┏━━
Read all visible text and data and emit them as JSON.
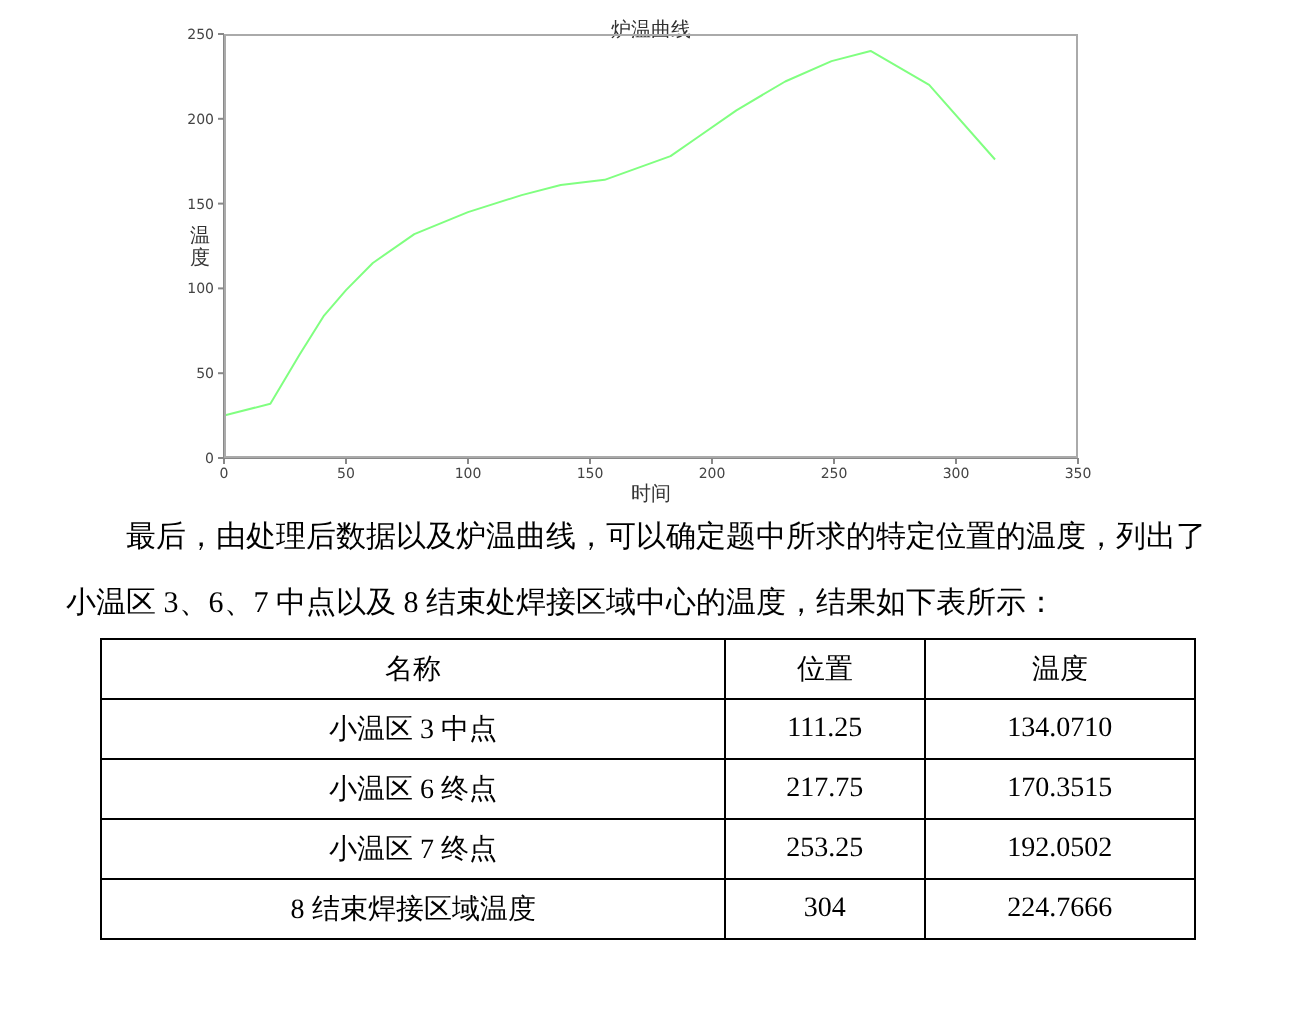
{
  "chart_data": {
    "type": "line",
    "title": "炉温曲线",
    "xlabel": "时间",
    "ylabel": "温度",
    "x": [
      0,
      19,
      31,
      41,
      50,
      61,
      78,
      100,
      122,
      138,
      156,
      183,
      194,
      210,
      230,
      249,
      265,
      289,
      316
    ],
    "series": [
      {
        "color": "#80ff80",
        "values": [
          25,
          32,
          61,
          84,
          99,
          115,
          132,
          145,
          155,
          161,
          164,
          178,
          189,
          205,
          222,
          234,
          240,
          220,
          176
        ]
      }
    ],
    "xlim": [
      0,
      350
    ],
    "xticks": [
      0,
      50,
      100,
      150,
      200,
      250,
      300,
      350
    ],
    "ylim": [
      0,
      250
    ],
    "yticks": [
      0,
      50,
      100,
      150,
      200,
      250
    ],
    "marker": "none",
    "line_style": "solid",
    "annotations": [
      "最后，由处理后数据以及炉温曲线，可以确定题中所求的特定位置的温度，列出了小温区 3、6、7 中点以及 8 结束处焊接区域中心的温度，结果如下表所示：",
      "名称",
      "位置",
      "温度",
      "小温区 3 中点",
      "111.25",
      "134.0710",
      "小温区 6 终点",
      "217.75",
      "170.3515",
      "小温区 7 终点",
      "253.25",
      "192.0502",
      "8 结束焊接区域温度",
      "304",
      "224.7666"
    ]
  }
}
┗━━
┏━━
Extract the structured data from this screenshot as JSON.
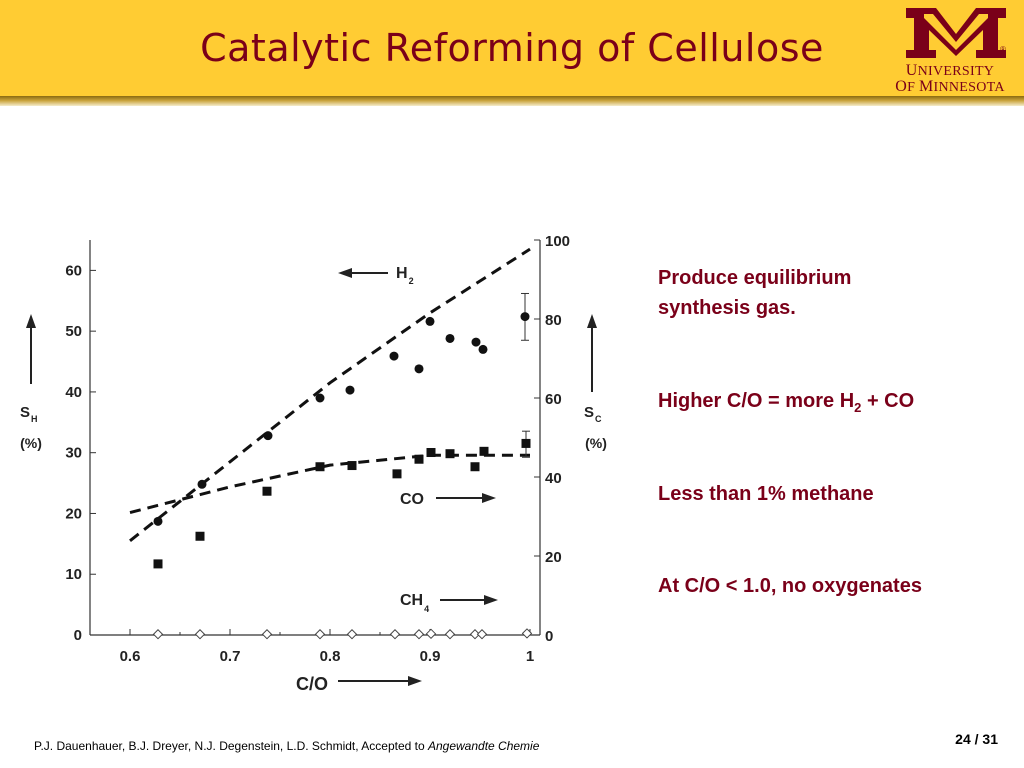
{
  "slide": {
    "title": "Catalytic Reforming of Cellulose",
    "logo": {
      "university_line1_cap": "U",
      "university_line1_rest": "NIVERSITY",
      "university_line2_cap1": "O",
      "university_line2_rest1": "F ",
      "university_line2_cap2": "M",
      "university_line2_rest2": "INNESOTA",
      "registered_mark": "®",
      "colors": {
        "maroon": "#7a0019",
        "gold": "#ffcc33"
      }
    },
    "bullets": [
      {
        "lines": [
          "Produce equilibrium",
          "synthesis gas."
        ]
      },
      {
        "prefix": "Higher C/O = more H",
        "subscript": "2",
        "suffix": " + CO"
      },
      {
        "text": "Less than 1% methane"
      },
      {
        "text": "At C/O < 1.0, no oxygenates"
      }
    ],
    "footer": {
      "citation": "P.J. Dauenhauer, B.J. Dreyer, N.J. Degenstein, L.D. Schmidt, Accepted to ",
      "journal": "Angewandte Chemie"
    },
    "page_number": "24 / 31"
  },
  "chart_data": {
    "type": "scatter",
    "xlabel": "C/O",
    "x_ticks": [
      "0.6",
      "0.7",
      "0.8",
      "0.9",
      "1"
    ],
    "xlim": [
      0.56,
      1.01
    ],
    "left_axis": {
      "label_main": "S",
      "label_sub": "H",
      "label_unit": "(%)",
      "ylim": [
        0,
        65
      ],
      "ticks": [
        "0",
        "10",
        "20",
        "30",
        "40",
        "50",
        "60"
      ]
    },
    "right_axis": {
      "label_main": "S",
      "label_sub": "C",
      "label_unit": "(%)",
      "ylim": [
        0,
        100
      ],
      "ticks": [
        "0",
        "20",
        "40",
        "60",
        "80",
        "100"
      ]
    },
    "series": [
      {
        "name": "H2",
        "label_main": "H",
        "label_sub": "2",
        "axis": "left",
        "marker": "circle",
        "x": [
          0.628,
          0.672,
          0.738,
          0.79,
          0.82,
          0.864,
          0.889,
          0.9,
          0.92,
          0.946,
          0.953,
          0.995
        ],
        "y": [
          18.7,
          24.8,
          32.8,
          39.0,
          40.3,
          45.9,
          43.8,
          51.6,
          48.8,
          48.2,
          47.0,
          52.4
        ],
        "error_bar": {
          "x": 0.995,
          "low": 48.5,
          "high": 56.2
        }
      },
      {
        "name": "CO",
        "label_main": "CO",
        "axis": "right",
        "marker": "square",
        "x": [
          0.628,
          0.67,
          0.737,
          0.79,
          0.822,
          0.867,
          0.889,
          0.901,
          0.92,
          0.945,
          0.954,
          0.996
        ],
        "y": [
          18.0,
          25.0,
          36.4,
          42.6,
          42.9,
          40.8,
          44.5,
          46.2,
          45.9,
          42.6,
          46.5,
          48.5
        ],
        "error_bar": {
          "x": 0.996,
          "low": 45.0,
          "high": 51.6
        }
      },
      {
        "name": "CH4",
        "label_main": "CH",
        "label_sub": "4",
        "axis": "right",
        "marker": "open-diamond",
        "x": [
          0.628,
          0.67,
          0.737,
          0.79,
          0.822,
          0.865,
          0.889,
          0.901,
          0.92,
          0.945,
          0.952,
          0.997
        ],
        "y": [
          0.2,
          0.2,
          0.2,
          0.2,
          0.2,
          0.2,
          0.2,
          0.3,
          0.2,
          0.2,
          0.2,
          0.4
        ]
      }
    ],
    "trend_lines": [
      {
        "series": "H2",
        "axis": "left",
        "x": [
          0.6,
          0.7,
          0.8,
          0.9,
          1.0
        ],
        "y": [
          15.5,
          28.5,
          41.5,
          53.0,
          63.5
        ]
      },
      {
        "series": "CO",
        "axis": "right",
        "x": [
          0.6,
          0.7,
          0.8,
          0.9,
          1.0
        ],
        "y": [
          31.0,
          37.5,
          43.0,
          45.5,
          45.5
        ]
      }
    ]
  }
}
┗━━
**What this task involves**
Filter the records above and return every line that holds the word "text".

**Task result**
Read all visible text and data and emit them as JSON.
        "text": "Less than 1% methane"
        "text": "At C/O < 1.0, no oxygenates"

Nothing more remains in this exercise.